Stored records
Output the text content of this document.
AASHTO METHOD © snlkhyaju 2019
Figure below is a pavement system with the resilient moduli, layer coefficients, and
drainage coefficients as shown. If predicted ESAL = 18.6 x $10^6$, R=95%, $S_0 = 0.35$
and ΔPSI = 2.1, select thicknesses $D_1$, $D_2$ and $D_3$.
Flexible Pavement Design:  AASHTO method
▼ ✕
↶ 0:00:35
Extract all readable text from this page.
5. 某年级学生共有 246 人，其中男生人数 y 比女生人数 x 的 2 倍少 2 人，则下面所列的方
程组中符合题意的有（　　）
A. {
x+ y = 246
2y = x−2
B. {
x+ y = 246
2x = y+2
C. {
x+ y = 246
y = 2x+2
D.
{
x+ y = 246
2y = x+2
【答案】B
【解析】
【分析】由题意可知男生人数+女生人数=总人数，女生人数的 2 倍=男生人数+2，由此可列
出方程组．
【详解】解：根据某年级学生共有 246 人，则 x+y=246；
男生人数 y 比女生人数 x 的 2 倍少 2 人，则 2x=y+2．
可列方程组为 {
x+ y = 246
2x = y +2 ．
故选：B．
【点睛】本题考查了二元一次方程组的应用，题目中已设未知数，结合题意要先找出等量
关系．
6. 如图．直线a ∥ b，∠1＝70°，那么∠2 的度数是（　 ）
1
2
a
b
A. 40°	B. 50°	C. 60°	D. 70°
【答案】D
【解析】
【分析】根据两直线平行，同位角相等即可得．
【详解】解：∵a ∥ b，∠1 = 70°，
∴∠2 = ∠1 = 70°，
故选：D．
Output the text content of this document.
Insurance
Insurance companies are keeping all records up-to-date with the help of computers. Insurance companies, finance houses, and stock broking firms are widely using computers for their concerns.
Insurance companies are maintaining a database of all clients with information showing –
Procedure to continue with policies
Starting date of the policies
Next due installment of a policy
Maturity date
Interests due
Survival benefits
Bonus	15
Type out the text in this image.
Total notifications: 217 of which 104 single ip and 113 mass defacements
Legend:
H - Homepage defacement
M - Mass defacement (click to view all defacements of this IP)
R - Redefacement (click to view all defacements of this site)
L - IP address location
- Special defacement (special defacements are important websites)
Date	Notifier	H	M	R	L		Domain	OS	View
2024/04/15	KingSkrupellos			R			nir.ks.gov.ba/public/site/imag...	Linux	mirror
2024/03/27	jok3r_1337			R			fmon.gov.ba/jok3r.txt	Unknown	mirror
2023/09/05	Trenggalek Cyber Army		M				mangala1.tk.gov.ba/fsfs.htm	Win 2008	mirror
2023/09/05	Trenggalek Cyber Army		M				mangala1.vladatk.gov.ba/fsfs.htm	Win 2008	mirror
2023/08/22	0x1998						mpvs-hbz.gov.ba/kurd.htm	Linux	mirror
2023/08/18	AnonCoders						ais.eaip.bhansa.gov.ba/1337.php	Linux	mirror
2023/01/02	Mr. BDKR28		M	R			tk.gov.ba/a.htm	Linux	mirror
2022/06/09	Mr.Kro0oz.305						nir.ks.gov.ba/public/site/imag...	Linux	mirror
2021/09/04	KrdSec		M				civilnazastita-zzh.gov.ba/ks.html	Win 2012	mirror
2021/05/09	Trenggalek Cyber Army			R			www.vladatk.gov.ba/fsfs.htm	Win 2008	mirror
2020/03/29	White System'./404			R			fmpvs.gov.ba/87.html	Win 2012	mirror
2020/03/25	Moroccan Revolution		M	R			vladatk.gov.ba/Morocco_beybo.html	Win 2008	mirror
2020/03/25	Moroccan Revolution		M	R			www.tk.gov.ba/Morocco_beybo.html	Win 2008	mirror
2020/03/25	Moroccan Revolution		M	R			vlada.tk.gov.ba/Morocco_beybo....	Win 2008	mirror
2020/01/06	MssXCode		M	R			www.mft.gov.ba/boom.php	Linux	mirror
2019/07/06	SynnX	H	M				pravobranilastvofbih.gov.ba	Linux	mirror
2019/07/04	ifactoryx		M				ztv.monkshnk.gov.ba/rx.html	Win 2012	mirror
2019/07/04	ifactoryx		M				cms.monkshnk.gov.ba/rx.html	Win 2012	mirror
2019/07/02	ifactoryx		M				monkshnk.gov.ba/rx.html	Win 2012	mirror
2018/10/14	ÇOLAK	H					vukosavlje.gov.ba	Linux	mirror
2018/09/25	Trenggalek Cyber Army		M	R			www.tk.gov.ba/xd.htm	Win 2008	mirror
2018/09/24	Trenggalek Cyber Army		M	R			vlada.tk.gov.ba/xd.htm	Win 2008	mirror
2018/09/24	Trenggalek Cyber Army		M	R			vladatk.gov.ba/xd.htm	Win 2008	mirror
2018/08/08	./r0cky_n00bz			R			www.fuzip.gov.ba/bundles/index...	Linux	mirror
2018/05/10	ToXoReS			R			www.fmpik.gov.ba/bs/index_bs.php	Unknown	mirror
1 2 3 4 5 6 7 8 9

> What is expected:
Type out the entries again, word for word.

> Reply to the task:
Output the text content of this document.
AASHTO METHOD © snlkhyaju 2019
Figure below is a pavement system with the resilient moduli, layer coefficients, and
drainage coefficients as shown. If predicted ESAL = 18.6 x $10^6$, R=95%, $S_0 = 0.35$
and ΔPSI = 2.1, select thicknesses $D_1$, $D_2$ and $D_3$.
Flexible Pavement Design:  AASHTO method
▼ ✕
↶ 0:00:35
Extract all readable text from this page.
5. 某年级学生共有 246 人，其中男生人数 y 比女生人数 x 的 2 倍少 2 人，则下面所列的方
程组中符合题意的有（　　）
A. {
x+ y = 246
2y = x−2
B. {
x+ y = 246
2x = y+2
C. {
x+ y = 246
y = 2x+2
D.
{
x+ y = 246
2y = x+2
【答案】B
【解析】
【分析】由题意可知男生人数+女生人数=总人数，女生人数的 2 倍=男生人数+2，由此可列
出方程组．
【详解】解：根据某年级学生共有 246 人，则 x+y=246；
男生人数 y 比女生人数 x 的 2 倍少 2 人，则 2x=y+2．
可列方程组为 {
x+ y = 246
2x = y +2 ．
故选：B．
【点睛】本题考查了二元一次方程组的应用，题目中已设未知数，结合题意要先找出等量
关系．
6. 如图．直线a ∥ b，∠1＝70°，那么∠2 的度数是（　 ）
1
2
a
b
A. 40°	B. 50°	C. 60°	D. 70°
【答案】D
【解析】
【分析】根据两直线平行，同位角相等即可得．
【详解】解：∵a ∥ b，∠1 = 70°，
∴∠2 = ∠1 = 70°，
故选：D．
Output the text content of this document.
Insurance
Insurance companies are keeping all records up-to-date with the help of computers. Insurance companies, finance houses, and stock broking firms are widely using computers for their concerns.
Insurance companies are maintaining a database of all clients with information showing –
Procedure to continue with policies
Starting date of the policies
Next due installment of a policy
Maturity date
Interests due
Survival benefits
Bonus	15
Type out the text in this image.
Total notifications: 217 of which 104 single ip and 113 mass defacements
Legend:
H - Homepage defacement
M - Mass defacement (click to view all defacements of this IP)
R - Redefacement (click to view all defacements of this site)
L - IP address location
- Special defacement (special defacements are important websites)
Date	Notifier	H	M	R	L		Domain	OS	View
2024/04/15	KingSkrupellos			R			nir.ks.gov.ba/public/site/imag...	Linux	mirror
2024/03/27	jok3r_1337			R			fmon.gov.ba/jok3r.txt	Unknown	mirror
2023/09/05	Trenggalek Cyber Army		M				mangala1.tk.gov.ba/fsfs.htm	Win 2008	mirror
2023/09/05	Trenggalek Cyber Army		M				mangala1.vladatk.gov.ba/fsfs.htm	Win 2008	mirror
2023/08/22	0x1998						mpvs-hbz.gov.ba/kurd.htm	Linux	mirror
2023/08/18	AnonCoders						ais.eaip.bhansa.gov.ba/1337.php	Linux	mirror
2023/01/02	Mr. BDKR28		M	R			tk.gov.ba/a.htm	Linux	mirror
2022/06/09	Mr.Kro0oz.305						nir.ks.gov.ba/public/site/imag...	Linux	mirror
2021/09/04	KrdSec		M				civilnazastita-zzh.gov.ba/ks.html	Win 2012	mirror
2021/05/09	Trenggalek Cyber Army			R			www.vladatk.gov.ba/fsfs.htm	Win 2008	mirror
2020/03/29	White System'./404			R			fmpvs.gov.ba/87.html	Win 2012	mirror
2020/03/25	Moroccan Revolution		M	R			vladatk.gov.ba/Morocco_beybo.html	Win 2008	mirror
2020/03/25	Moroccan Revolution		M	R			www.tk.gov.ba/Morocco_beybo.html	Win 2008	mirror
2020/03/25	Moroccan Revolution		M	R			vlada.tk.gov.ba/Morocco_beybo....	Win 2008	mirror
2020/01/06	MssXCode		M	R			www.mft.gov.ba/boom.php	Linux	mirror
2019/07/06	SynnX	H	M				pravobranilastvofbih.gov.ba	Linux	mirror
2019/07/04	ifactoryx		M				ztv.monkshnk.gov.ba/rx.html	Win 2012	mirror
2019/07/04	ifactoryx		M				cms.monkshnk.gov.ba/rx.html	Win 2012	mirror
2019/07/02	ifactoryx		M				monkshnk.gov.ba/rx.html	Win 2012	mirror
2018/10/14	ÇOLAK	H					vukosavlje.gov.ba	Linux	mirror
2018/09/25	Trenggalek Cyber Army		M	R			www.tk.gov.ba/xd.htm	Win 2008	mirror
2018/09/24	Trenggalek Cyber Army		M	R			vlada.tk.gov.ba/xd.htm	Win 2008	mirror
2018/09/24	Trenggalek Cyber Army		M	R			vladatk.gov.ba/xd.htm	Win 2008	mirror
2018/08/08	./r0cky_n00bz			R			www.fuzip.gov.ba/bundles/index...	Linux	mirror
2018/05/10	ToXoReS			R			www.fmpik.gov.ba/bs/index_bs.php	Unknown	mirror
1 2 3 4 5 6 7 8 9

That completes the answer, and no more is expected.